Data listing:

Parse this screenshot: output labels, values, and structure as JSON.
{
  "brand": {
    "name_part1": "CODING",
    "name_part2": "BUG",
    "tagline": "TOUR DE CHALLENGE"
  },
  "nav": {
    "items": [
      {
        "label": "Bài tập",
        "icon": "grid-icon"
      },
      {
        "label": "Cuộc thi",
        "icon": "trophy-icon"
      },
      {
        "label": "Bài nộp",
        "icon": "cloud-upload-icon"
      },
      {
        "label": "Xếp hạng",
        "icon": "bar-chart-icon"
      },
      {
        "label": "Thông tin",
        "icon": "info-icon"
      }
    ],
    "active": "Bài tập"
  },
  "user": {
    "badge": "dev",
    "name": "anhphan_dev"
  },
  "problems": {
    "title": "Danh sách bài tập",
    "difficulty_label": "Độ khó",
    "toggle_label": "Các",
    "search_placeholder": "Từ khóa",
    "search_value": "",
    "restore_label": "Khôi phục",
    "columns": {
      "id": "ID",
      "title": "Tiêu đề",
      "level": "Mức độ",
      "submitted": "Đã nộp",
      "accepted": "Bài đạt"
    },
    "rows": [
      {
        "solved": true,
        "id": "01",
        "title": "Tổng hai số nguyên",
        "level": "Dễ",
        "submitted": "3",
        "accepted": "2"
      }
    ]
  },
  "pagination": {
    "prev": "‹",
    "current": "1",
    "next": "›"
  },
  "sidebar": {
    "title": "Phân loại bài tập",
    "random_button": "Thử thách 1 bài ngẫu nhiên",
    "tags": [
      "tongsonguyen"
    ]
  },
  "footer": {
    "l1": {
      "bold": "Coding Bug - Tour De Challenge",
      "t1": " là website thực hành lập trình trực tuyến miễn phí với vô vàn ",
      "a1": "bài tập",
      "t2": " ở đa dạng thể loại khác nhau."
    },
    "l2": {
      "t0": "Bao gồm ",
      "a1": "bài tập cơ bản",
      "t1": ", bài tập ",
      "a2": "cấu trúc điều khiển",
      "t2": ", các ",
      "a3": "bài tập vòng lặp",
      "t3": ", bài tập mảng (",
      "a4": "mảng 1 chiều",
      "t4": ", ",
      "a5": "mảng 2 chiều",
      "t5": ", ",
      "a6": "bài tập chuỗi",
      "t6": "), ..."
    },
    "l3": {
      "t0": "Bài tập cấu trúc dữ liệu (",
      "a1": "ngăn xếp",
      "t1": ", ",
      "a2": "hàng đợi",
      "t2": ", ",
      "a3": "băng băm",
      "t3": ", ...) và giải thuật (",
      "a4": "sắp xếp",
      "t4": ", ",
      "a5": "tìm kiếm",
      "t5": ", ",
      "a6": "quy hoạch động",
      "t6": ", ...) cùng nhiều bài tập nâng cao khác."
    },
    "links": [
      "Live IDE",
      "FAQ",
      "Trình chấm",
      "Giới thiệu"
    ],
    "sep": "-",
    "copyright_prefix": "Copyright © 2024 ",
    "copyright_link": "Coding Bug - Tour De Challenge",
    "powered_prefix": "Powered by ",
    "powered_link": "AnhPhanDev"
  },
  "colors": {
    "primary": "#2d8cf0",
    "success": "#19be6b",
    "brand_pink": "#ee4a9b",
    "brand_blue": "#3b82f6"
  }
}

What is needed :: Where a line above contains the word "title", copy that line.

Worked answer ::
    "title": "Danh sách bài tập",
      "title": "Tiêu đề",
        "title": "Tổng hai số nguyên",
    "title": "Phân loại bài tập",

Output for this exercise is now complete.